Task statement: Filter the records below and copy every line containing the word "ferens".

* * * * * * * * *

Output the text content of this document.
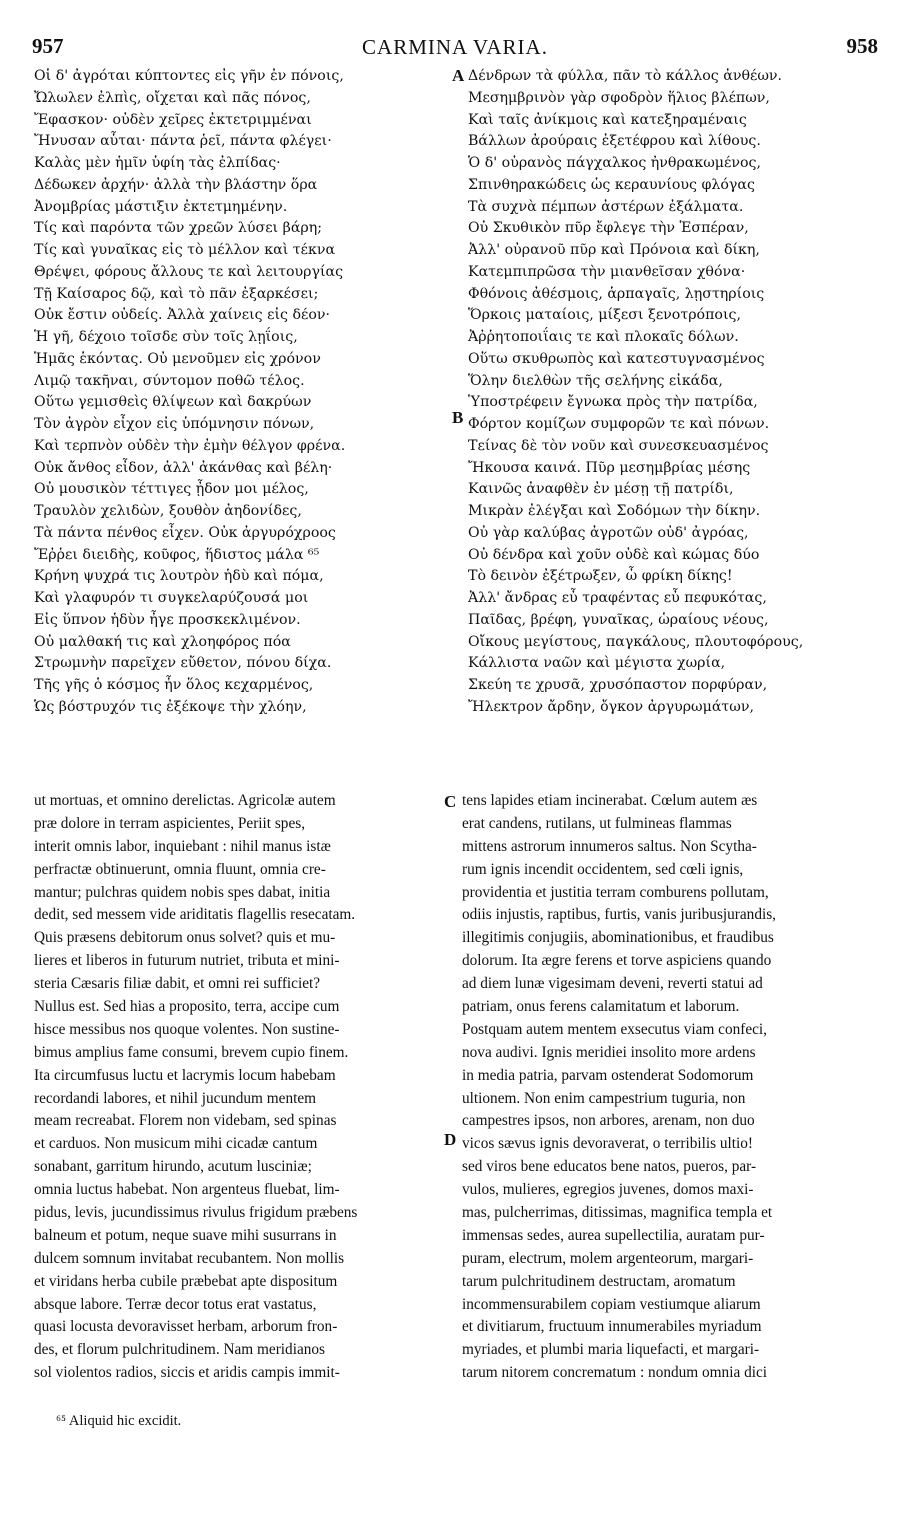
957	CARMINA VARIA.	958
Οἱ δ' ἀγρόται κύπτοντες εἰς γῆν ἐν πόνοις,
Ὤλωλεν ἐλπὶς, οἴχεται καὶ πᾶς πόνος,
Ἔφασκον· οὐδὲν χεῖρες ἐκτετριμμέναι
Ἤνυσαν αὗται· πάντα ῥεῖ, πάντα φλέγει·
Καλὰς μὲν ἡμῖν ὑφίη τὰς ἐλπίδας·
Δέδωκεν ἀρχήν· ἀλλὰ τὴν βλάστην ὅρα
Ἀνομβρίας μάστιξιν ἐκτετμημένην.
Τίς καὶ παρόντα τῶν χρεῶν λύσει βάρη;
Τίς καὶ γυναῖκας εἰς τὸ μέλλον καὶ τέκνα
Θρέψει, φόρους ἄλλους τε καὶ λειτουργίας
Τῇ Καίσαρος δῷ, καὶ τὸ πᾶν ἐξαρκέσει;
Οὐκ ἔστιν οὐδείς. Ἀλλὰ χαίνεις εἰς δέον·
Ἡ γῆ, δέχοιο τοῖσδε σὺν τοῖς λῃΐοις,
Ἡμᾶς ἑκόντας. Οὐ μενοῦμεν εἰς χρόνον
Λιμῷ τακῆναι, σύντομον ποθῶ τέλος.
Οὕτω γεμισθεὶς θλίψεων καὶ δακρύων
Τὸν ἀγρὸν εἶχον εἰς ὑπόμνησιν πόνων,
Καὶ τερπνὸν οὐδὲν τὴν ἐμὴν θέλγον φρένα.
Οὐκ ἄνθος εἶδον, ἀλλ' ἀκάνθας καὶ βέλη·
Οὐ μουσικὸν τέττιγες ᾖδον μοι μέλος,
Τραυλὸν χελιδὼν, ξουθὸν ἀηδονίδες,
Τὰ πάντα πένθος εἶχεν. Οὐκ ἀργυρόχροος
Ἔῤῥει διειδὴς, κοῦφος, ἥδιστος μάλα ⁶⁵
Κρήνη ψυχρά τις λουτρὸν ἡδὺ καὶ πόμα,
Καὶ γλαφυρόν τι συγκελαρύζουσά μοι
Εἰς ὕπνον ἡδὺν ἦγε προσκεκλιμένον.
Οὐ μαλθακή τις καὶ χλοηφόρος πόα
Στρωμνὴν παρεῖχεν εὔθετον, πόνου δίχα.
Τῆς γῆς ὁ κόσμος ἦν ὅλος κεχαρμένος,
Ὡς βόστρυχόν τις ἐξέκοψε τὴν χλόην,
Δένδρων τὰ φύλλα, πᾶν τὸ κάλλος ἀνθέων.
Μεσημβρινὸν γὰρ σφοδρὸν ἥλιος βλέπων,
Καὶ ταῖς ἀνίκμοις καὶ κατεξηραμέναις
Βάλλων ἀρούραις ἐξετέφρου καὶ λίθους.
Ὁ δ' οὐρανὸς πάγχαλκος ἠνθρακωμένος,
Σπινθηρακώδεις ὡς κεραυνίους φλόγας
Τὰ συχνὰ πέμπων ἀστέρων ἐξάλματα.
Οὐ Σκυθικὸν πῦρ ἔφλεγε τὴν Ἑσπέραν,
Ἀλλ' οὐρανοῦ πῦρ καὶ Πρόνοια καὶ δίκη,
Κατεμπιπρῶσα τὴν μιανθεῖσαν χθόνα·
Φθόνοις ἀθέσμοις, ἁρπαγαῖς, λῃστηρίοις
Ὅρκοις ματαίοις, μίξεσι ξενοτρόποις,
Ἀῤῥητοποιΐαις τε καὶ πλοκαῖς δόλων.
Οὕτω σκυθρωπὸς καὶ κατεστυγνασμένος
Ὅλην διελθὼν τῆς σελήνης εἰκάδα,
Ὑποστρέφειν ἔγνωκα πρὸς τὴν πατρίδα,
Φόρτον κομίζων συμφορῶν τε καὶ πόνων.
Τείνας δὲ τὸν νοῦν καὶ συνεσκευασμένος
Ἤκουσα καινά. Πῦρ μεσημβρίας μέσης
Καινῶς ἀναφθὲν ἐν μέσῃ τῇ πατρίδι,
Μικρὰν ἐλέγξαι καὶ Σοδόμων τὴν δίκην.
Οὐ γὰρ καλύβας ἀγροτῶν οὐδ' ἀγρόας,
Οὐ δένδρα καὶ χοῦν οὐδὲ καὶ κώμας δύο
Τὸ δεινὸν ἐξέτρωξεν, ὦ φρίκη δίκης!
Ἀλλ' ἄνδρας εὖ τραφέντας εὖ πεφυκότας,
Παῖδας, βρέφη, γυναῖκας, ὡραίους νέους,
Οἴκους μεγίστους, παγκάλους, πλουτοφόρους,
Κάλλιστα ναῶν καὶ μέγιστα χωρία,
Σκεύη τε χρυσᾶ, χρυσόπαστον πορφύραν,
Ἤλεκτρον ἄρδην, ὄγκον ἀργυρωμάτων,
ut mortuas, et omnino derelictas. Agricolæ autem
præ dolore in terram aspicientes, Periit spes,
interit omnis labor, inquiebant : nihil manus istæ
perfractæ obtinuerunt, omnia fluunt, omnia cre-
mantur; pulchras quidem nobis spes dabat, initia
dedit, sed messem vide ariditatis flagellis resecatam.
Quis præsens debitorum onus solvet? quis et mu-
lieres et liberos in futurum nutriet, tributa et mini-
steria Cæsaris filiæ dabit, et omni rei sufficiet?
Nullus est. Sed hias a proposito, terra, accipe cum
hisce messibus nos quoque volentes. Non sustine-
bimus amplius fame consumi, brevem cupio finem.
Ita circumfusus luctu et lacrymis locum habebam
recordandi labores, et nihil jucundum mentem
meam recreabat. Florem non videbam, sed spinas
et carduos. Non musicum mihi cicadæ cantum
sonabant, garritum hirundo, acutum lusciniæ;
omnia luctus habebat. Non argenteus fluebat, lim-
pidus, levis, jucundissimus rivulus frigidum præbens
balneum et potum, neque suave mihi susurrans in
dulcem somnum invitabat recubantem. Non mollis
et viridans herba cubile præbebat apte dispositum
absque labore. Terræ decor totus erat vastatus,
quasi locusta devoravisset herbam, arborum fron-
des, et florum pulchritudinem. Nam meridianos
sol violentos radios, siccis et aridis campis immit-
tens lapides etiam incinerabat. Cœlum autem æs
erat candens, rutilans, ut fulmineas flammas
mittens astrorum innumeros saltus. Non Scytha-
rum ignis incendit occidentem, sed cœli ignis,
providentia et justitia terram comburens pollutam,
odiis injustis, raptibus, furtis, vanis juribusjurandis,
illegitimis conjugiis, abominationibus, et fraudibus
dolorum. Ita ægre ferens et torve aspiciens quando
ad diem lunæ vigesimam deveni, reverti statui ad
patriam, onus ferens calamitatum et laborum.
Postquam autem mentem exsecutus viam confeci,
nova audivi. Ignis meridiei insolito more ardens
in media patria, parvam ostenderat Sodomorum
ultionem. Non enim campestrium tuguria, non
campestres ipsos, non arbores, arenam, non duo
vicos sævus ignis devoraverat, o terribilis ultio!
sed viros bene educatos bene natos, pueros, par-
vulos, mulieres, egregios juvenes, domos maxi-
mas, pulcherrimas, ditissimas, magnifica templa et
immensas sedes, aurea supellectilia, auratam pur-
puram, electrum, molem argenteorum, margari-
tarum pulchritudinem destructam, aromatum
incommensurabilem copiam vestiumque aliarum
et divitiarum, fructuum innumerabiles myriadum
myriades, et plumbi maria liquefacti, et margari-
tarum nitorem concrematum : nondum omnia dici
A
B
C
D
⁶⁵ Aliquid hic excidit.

* * * * * * * * *

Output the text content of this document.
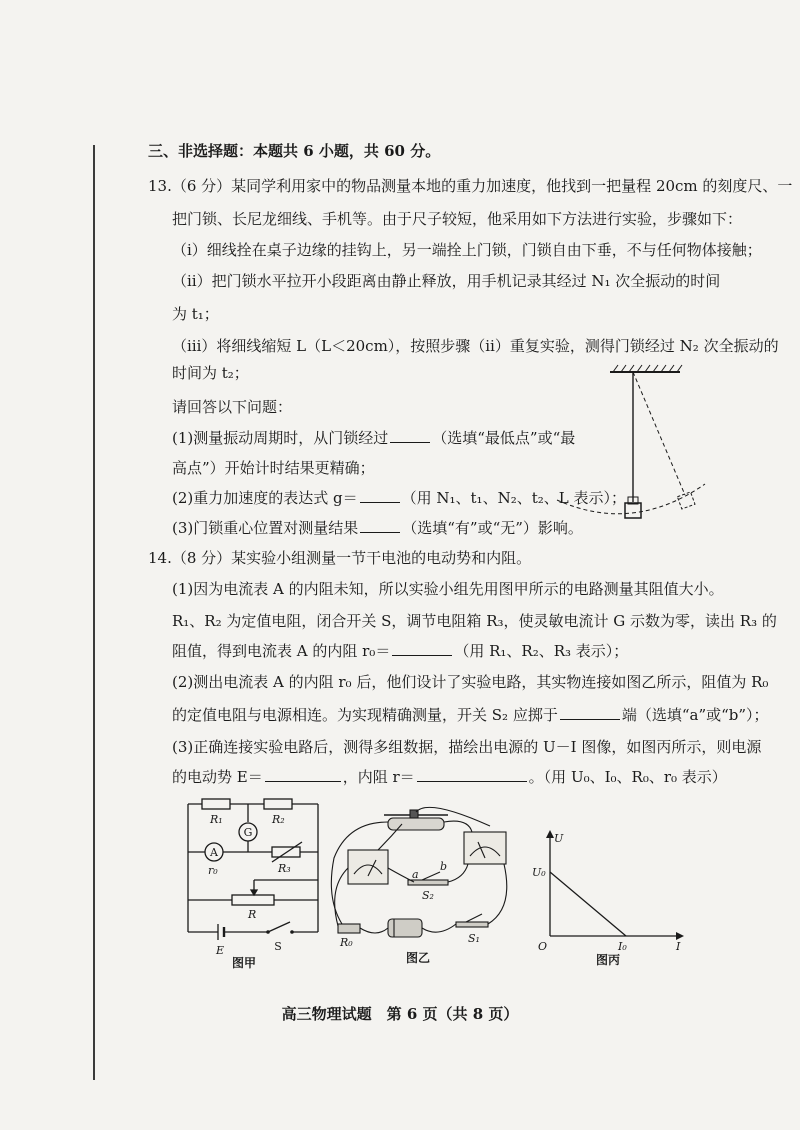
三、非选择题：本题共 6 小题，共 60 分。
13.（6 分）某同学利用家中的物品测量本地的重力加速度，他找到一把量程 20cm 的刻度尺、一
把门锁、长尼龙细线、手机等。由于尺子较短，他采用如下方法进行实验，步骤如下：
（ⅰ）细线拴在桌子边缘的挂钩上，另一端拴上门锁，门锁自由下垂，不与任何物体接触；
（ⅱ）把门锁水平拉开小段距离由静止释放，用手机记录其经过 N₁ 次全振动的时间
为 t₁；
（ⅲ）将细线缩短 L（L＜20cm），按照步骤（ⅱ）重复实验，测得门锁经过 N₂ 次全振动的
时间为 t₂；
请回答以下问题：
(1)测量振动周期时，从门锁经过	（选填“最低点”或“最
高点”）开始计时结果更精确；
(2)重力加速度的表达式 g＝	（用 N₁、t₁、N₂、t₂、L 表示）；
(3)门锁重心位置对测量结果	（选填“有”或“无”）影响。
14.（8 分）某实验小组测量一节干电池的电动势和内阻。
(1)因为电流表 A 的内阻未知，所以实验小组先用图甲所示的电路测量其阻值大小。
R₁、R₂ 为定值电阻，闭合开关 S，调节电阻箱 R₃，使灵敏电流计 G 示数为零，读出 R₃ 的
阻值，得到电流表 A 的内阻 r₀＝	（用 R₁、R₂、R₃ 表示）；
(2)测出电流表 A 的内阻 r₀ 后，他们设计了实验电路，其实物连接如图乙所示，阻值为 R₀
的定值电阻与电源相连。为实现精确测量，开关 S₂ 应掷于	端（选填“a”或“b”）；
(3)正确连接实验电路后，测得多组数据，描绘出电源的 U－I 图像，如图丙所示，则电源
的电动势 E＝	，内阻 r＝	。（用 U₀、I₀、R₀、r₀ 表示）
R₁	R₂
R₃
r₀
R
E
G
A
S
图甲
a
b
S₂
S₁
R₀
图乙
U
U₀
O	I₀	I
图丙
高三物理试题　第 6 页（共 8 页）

* * * * * * * * *

Exercise response:
dolorum. Ita ægre ferens et torve aspiciens quando
patriam, onus ferens calamitatum et laborum.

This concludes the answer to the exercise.